— START DATASET EXCERPTS —

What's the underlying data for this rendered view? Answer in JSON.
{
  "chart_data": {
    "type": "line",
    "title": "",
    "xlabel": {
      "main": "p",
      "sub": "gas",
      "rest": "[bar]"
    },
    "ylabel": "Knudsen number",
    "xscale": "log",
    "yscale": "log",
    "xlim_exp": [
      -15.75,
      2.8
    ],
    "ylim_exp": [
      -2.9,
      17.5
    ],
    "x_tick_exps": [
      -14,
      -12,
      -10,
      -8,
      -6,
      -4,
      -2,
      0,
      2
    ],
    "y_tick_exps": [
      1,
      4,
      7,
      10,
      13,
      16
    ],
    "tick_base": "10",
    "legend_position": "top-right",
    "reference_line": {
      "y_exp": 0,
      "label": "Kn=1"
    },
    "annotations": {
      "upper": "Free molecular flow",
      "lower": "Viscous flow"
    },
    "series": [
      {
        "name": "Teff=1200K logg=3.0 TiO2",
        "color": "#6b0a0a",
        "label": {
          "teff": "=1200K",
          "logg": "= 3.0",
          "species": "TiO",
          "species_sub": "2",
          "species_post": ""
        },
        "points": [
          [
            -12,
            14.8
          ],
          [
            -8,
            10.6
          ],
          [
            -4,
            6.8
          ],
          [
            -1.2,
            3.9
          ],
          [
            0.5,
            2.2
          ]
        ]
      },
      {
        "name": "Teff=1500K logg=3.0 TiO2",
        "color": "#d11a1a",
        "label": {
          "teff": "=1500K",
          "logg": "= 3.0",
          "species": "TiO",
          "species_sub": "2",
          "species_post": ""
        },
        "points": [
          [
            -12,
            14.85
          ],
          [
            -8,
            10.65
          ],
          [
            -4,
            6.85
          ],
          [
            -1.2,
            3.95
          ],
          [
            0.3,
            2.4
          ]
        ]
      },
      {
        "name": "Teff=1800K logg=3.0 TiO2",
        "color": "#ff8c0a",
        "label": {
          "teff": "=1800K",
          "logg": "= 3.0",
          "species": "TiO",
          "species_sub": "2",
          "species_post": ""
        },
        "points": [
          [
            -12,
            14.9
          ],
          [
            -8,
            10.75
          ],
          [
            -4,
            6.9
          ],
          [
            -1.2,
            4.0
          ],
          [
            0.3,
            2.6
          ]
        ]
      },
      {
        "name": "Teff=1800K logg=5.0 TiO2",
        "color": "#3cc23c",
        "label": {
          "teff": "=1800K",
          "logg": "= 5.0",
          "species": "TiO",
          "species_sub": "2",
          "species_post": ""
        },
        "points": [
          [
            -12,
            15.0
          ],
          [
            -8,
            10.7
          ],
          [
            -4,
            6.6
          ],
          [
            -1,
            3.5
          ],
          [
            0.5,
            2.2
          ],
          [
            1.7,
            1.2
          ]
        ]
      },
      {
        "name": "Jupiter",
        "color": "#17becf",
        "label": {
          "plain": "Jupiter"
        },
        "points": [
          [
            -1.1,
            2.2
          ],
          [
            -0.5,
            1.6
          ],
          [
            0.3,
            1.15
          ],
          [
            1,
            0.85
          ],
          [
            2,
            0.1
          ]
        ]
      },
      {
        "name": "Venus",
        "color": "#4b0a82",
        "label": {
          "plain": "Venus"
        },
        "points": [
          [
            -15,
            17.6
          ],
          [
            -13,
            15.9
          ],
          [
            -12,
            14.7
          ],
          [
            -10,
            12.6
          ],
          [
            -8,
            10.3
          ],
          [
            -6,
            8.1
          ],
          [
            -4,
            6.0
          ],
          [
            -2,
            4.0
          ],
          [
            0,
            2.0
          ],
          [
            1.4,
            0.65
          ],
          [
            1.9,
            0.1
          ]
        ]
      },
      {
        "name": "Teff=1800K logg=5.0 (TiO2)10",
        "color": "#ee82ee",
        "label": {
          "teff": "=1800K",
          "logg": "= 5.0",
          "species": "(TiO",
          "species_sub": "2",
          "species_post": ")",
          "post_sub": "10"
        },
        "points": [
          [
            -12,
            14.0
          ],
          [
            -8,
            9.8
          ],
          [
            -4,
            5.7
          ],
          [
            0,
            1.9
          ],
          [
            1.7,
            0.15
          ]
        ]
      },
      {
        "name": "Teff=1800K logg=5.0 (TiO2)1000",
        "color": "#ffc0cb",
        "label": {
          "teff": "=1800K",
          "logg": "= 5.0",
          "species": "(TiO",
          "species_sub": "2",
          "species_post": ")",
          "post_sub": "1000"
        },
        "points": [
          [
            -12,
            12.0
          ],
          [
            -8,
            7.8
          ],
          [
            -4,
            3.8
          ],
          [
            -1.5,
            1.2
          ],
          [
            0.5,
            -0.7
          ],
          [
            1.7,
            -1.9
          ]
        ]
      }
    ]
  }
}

— END DATASET EXCERPTS —

Nothing in the data may differ; print all of it exactly as written.

What's the underlying data for this rendered view? Answer in JSON.
{
  "chart_data": {
    "type": "line",
    "title": "",
    "xlabel": {
      "main": "p",
      "sub": "gas",
      "rest": "[bar]"
    },
    "ylabel": "Knudsen number",
    "xscale": "log",
    "yscale": "log",
    "xlim_exp": [
      -15.75,
      2.8
    ],
    "ylim_exp": [
      -2.9,
      17.5
    ],
    "x_tick_exps": [
      -14,
      -12,
      -10,
      -8,
      -6,
      -4,
      -2,
      0,
      2
    ],
    "y_tick_exps": [
      1,
      4,
      7,
      10,
      13,
      16
    ],
    "tick_base": "10",
    "legend_position": "top-right",
    "reference_line": {
      "y_exp": 0,
      "label": "Kn=1"
    },
    "annotations": {
      "upper": "Free molecular flow",
      "lower": "Viscous flow"
    },
    "series": [
      {
        "name": "Teff=1200K logg=3.0 TiO2",
        "color": "#6b0a0a",
        "label": {
          "teff": "=1200K",
          "logg": "= 3.0",
          "species": "TiO",
          "species_sub": "2",
          "species_post": ""
        },
        "points": [
          [
            -12,
            14.8
          ],
          [
            -8,
            10.6
          ],
          [
            -4,
            6.8
          ],
          [
            -1.2,
            3.9
          ],
          [
            0.5,
            2.2
          ]
        ]
      },
      {
        "name": "Teff=1500K logg=3.0 TiO2",
        "color": "#d11a1a",
        "label": {
          "teff": "=1500K",
          "logg": "= 3.0",
          "species": "TiO",
          "species_sub": "2",
          "species_post": ""
        },
        "points": [
          [
            -12,
            14.85
          ],
          [
            -8,
            10.65
          ],
          [
            -4,
            6.85
          ],
          [
            -1.2,
            3.95
          ],
          [
            0.3,
            2.4
          ]
        ]
      },
      {
        "name": "Teff=1800K logg=3.0 TiO2",
        "color": "#ff8c0a",
        "label": {
          "teff": "=1800K",
          "logg": "= 3.0",
          "species": "TiO",
          "species_sub": "2",
          "species_post": ""
        },
        "points": [
          [
            -12,
            14.9
          ],
          [
            -8,
            10.75
          ],
          [
            -4,
            6.9
          ],
          [
            -1.2,
            4.0
          ],
          [
            0.3,
            2.6
          ]
        ]
      },
      {
        "name": "Teff=1800K logg=5.0 TiO2",
        "color": "#3cc23c",
        "label": {
          "teff": "=1800K",
          "logg": "= 5.0",
          "species": "TiO",
          "species_sub": "2",
          "species_post": ""
        },
        "points": [
          [
            -12,
            15.0
          ],
          [
            -8,
            10.7
          ],
          [
            -4,
            6.6
          ],
          [
            -1,
            3.5
          ],
          [
            0.5,
            2.2
          ],
          [
            1.7,
            1.2
          ]
        ]
      },
      {
        "name": "Jupiter",
        "color": "#17becf",
        "label": {
          "plain": "Jupiter"
        },
        "points": [
          [
            -1.1,
            2.2
          ],
          [
            -0.5,
            1.6
          ],
          [
            0.3,
            1.15
          ],
          [
            1,
            0.85
          ],
          [
            2,
            0.1
          ]
        ]
      },
      {
        "name": "Venus",
        "color": "#4b0a82",
        "label": {
          "plain": "Venus"
        },
        "points": [
          [
            -15,
            17.6
          ],
          [
            -13,
            15.9
          ],
          [
            -12,
            14.7
          ],
          [
            -10,
            12.6
          ],
          [
            -8,
            10.3
          ],
          [
            -6,
            8.1
          ],
          [
            -4,
            6.0
          ],
          [
            -2,
            4.0
          ],
          [
            0,
            2.0
          ],
          [
            1.4,
            0.65
          ],
          [
            1.9,
            0.1
          ]
        ]
      },
      {
        "name": "Teff=1800K logg=5.0 (TiO2)10",
        "color": "#ee82ee",
        "label": {
          "teff": "=1800K",
          "logg": "= 5.0",
          "species": "(TiO",
          "species_sub": "2",
          "species_post": ")",
          "post_sub": "10"
        },
        "points": [
          [
            -12,
            14.0
          ],
          [
            -8,
            9.8
          ],
          [
            -4,
            5.7
          ],
          [
            0,
            1.9
          ],
          [
            1.7,
            0.15
          ]
        ]
      },
      {
        "name": "Teff=1800K logg=5.0 (TiO2)1000",
        "color": "#ffc0cb",
        "label": {
          "teff": "=1800K",
          "logg": "= 5.0",
          "species": "(TiO",
          "species_sub": "2",
          "species_post": ")",
          "post_sub": "1000"
        },
        "points": [
          [
            -12,
            12.0
          ],
          [
            -8,
            7.8
          ],
          [
            -4,
            3.8
          ],
          [
            -1.5,
            1.2
          ],
          [
            0.5,
            -0.7
          ],
          [
            1.7,
            -1.9
          ]
        ]
      }
    ]
  }
}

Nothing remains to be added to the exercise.